# Cool Color Changing Umbrella



## Karren (Mar 25, 2010)

Black with white spatters until it rains and then the white turns neon colors!! How cool is that? and only$38 at MoMA Store - Color-Changing Umbrella

Source - shelterrific


----------



## Darla (Mar 25, 2010)

i thought this was going to be very lame and a real waste, but that does seem kinda cool


----------



## Johnnie (Mar 25, 2010)

I would use that! Haha!


----------



## blueangel1023 (Mar 25, 2010)

lol, I used to work at the MoMa Design store...the concept is cute, but unfortunately MoMa umbrellas are of poor quality. I don't know how many customers came to me asking for a refund/exchange when they bring back a mangled umbrella which they bought last wk. Unless you buy the big umbrellas with long handles (which are more studier) I would invest in a Jcrew umbrella. I had mine for 3 yrs and it still works great. they come in a nice variety of colors





Hmm, this umbrella is under a different designer, so maybe the quality could be better. I'm going to ask my former coworkers for reviews on this. If it's nice and sturdy, I might buy one for myself! haha


----------



## magosienne (Mar 25, 2010)

Cool ! I like this one, it would change from my boring black one. I agree the long handle umbrellas are the best stuff, the one we have at home we've had it for many years, me i buy a small one every year, if not two.


----------



## Eyebrights (Mar 25, 2010)

Very cool, I wonder what it's made of.


----------



## HairEgo (Mar 26, 2010)

▶ _REQUIRED ACTIONS_
- a) Rewrite the paragraph in the umbrella thread that begins "lol, I used to work at the MoMa Design store" in a shorter form, keeping its main facts.
- b) Reproduce the stretch of the umbrella thread from "Hmm, this umbrella" through "magosienne (Mar 25, 2010)".
- c) According to the first post in the umbrella thread, what happens to the white spatters when it rains?
The rows are separate material and have no connection to the umbrella thread.

▶ _LISTING_
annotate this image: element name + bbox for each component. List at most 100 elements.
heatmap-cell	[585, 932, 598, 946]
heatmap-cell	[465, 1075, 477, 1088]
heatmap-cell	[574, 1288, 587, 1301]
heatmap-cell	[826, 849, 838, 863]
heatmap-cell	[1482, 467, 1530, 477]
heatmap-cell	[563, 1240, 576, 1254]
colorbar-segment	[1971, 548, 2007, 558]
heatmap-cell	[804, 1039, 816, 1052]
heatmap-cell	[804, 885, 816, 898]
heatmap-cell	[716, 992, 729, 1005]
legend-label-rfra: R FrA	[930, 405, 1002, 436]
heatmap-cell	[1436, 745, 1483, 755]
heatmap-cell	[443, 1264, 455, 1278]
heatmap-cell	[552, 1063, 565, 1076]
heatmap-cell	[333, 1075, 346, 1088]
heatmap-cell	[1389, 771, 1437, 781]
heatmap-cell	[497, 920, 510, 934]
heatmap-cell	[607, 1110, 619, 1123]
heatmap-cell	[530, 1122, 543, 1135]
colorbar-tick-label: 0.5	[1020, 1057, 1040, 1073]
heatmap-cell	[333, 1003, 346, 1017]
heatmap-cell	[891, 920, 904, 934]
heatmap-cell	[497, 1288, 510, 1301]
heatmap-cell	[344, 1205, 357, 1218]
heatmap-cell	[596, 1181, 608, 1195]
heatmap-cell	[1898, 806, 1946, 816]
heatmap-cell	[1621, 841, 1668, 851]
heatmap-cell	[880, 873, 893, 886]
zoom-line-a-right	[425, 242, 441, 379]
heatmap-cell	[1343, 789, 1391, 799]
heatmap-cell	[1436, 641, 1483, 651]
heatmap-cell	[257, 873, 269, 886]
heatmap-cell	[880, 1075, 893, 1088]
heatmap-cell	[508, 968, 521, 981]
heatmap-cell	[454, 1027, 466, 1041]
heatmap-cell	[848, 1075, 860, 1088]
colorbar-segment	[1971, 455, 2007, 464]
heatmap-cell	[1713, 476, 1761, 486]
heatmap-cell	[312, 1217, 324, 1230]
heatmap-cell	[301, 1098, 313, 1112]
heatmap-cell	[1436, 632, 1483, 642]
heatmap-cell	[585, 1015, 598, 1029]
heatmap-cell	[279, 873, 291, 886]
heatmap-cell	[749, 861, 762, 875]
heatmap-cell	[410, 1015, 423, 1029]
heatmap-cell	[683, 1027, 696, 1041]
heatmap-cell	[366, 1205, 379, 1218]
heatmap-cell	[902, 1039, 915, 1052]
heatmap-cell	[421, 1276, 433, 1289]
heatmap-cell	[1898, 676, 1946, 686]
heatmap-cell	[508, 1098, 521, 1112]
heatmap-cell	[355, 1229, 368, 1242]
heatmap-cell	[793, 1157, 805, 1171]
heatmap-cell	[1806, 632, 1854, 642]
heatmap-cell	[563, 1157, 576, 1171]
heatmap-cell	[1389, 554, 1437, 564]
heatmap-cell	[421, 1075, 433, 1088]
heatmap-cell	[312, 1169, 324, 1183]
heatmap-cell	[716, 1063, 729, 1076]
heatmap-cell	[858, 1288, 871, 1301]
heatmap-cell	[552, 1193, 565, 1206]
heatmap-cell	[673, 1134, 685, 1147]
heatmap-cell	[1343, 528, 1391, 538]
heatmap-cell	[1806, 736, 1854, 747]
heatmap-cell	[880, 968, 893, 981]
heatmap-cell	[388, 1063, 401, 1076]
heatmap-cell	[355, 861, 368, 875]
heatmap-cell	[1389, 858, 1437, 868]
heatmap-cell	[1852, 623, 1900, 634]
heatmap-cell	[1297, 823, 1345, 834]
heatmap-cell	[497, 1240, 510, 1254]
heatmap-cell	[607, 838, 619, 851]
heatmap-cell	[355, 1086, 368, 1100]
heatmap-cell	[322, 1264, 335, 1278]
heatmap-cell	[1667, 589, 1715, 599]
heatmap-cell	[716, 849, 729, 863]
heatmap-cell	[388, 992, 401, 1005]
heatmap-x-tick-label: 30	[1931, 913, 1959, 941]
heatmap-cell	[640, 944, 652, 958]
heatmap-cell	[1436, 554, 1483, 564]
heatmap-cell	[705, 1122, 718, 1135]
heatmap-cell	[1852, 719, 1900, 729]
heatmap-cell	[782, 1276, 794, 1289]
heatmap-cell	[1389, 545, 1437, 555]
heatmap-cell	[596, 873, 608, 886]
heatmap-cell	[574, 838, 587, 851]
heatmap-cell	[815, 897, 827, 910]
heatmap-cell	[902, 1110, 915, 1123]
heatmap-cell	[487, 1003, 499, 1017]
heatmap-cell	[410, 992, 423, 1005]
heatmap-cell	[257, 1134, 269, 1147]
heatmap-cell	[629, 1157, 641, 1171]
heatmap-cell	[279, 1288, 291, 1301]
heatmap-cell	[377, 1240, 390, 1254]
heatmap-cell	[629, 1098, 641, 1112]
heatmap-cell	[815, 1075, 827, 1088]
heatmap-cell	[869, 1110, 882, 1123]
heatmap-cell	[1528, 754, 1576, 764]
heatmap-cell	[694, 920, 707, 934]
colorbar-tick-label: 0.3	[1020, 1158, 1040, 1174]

▶ _ANSWER LIST_
- a) The writer once worked at the MoMA Design store and says that, although the concept is cute, MoMA umbrellas are poorly made. Many customers brought back mangled umbrellas bought the week before and asked for a refund or exchange. Except for the large long-handled ones, which are sturdier, the writer recommends a Jcrew umbrella instead. The writer's own has worked well for three years, and they come in a nice variety of colors.

- b)
Hmm, this umbrella is under a different designer, so maybe the quality could be better. I'm going to ask my former coworkers for reviews on this. If it's nice and sturdy, I might buy one for myself! haha


----------



## magosienne (Mar 25, 2010)

- c) They turn neon colors.